◆ **Task statement**: Copy out all lines that hold "text".

◆ **Saved entries**:

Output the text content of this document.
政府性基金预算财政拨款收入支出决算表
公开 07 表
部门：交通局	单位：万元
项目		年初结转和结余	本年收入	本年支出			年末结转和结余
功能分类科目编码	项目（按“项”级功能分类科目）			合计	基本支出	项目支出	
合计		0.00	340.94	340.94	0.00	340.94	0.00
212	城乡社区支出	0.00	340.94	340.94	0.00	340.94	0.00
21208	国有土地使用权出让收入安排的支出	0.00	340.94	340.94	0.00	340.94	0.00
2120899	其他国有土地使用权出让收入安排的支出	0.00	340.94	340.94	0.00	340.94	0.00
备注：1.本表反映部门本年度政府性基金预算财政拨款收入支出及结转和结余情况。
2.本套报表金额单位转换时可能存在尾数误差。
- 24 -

...

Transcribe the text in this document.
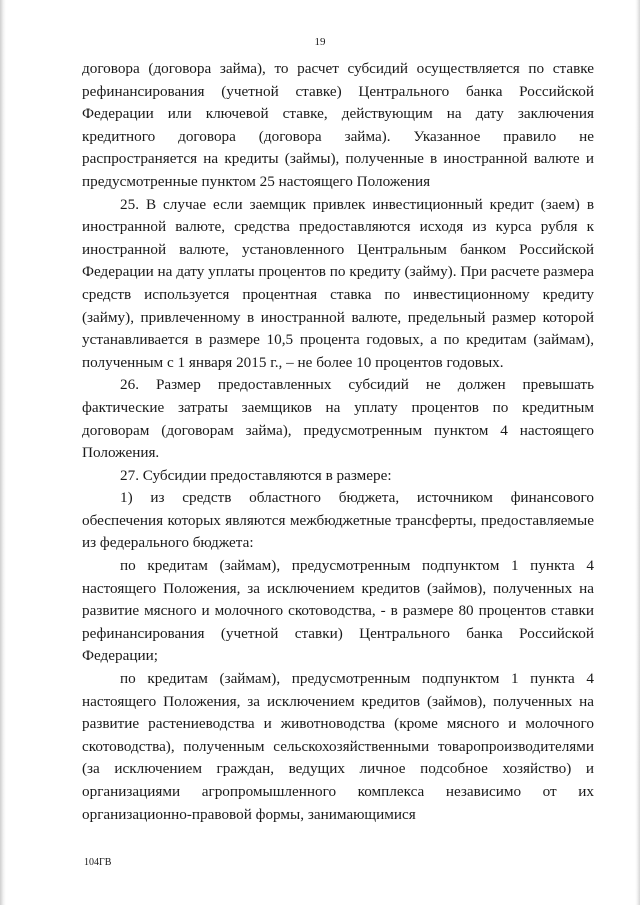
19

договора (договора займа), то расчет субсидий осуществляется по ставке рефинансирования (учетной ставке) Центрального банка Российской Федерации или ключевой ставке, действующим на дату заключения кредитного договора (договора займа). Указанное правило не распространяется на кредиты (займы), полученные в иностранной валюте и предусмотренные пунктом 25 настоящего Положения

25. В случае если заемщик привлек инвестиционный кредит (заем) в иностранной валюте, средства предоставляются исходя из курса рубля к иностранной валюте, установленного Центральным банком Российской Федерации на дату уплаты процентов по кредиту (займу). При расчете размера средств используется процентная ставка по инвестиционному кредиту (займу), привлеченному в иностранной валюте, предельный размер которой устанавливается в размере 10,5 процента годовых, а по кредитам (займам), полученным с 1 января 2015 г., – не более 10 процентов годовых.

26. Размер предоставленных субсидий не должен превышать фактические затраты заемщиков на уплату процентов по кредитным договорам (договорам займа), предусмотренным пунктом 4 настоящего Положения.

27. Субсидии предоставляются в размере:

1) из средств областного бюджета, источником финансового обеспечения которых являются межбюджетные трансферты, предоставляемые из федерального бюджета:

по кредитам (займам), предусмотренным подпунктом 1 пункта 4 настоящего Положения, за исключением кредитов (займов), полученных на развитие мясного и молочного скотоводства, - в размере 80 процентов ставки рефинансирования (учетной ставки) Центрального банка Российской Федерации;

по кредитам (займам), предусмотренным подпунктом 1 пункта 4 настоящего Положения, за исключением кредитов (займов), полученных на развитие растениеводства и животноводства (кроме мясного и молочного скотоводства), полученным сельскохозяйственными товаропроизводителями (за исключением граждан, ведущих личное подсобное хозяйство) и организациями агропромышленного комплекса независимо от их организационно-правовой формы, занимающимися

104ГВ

◆ **Expected output**:
Output the text content of this document.
Transcribe the text in this document.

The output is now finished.